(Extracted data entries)
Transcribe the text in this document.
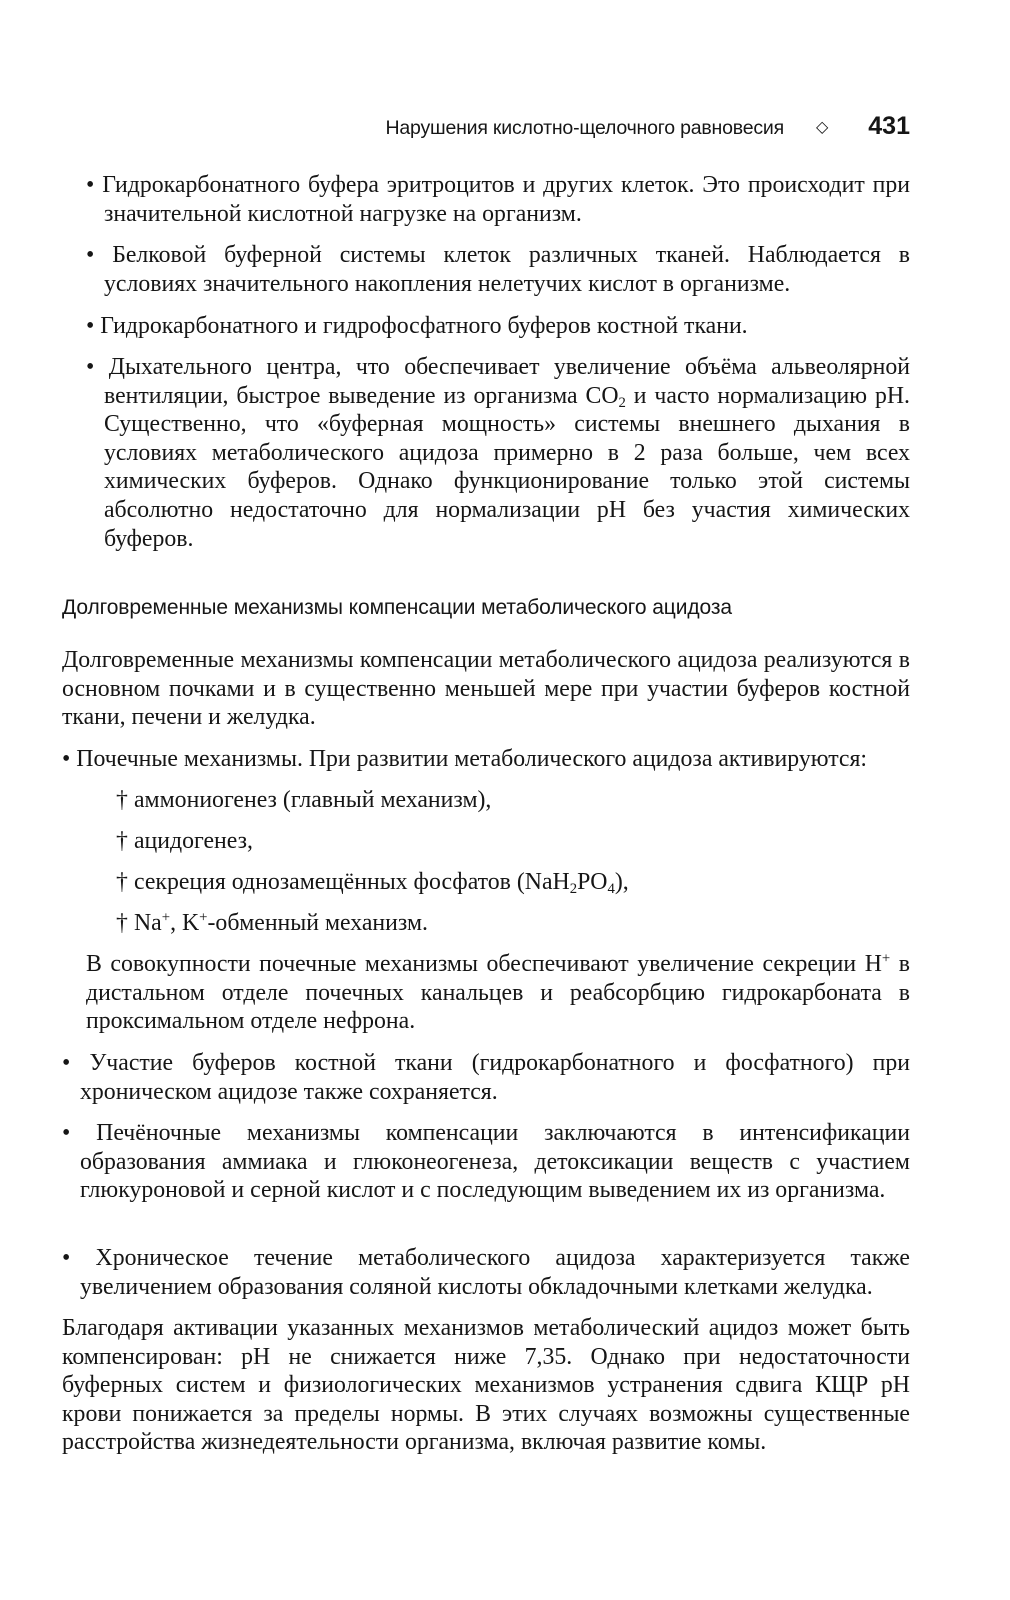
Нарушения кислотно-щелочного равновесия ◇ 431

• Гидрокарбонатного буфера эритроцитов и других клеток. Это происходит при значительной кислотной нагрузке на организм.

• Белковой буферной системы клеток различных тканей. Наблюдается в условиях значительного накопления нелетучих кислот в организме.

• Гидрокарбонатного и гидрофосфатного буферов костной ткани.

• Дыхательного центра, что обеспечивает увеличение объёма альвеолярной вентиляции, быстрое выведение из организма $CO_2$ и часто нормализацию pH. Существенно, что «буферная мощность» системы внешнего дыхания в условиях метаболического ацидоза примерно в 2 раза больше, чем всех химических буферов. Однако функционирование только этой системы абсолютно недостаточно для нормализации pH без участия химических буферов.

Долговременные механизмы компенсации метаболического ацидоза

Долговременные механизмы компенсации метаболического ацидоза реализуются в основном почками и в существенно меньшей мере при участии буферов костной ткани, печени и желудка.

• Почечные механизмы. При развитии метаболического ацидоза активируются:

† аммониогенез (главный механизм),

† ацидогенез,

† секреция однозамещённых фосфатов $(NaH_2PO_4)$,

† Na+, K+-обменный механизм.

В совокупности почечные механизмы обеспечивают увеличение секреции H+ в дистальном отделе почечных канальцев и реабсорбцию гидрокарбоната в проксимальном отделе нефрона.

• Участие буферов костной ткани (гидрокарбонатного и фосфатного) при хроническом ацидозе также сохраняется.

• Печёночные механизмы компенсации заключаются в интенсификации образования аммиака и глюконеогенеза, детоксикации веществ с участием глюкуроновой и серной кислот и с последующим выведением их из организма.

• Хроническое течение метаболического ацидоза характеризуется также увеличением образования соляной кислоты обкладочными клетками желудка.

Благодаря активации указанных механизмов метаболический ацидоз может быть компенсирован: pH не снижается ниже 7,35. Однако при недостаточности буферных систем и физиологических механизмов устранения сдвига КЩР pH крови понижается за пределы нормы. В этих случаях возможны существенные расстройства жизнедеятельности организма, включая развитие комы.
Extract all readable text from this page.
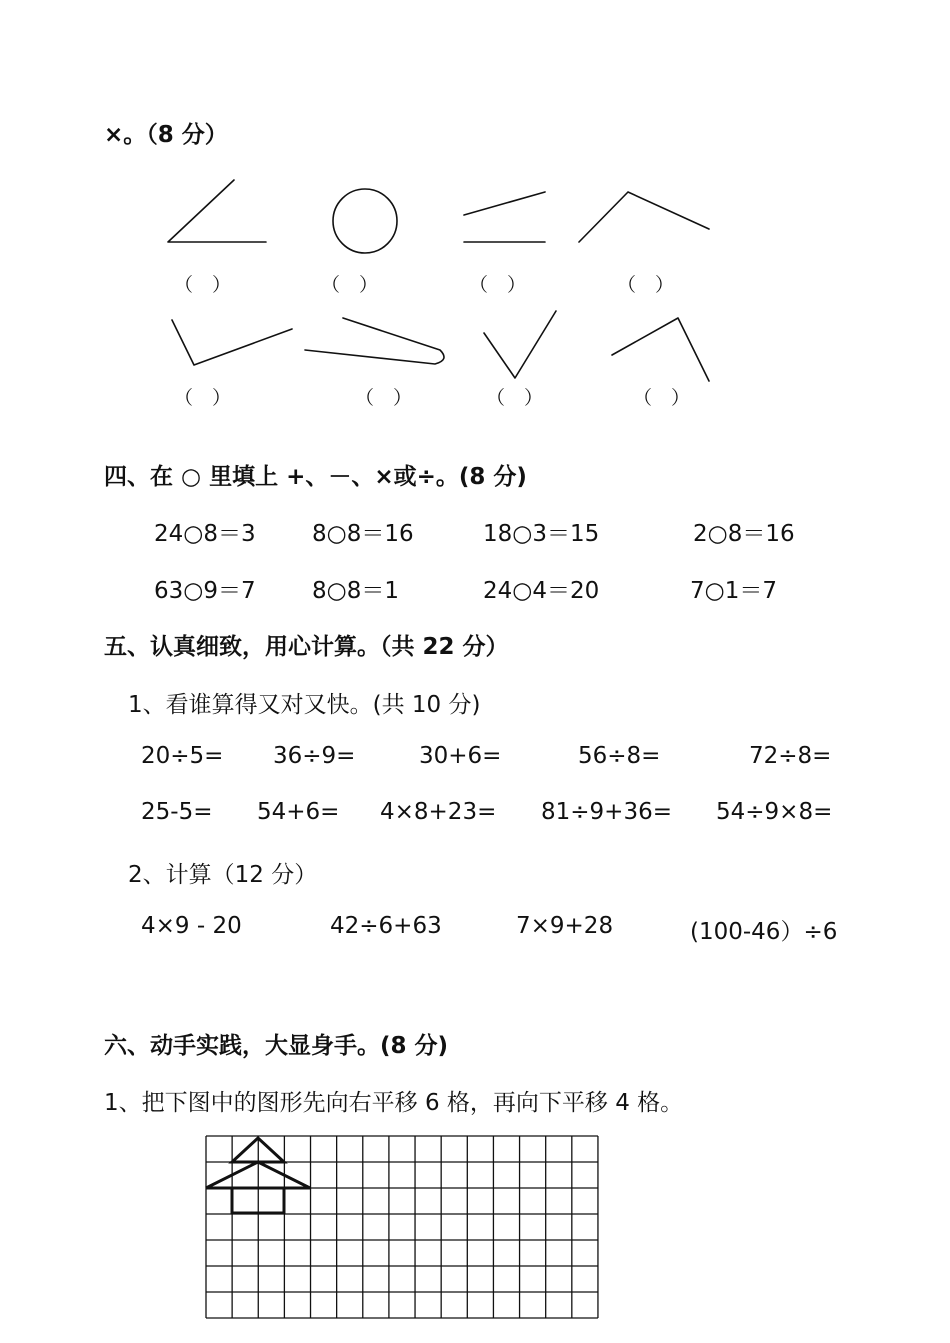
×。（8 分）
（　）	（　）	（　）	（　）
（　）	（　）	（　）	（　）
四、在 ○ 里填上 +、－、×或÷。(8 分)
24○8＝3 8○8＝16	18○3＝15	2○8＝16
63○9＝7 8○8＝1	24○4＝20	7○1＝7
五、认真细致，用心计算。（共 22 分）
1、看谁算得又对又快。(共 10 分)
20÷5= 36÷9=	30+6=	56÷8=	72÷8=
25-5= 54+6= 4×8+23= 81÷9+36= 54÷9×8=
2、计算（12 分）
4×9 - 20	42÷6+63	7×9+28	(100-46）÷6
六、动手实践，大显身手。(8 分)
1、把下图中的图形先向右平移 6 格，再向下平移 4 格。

**PROBLEM DETAILS**: Count the lines that hold the string "желудка", and reply with that number alone.

**PROBLEM SOLUTION**: 2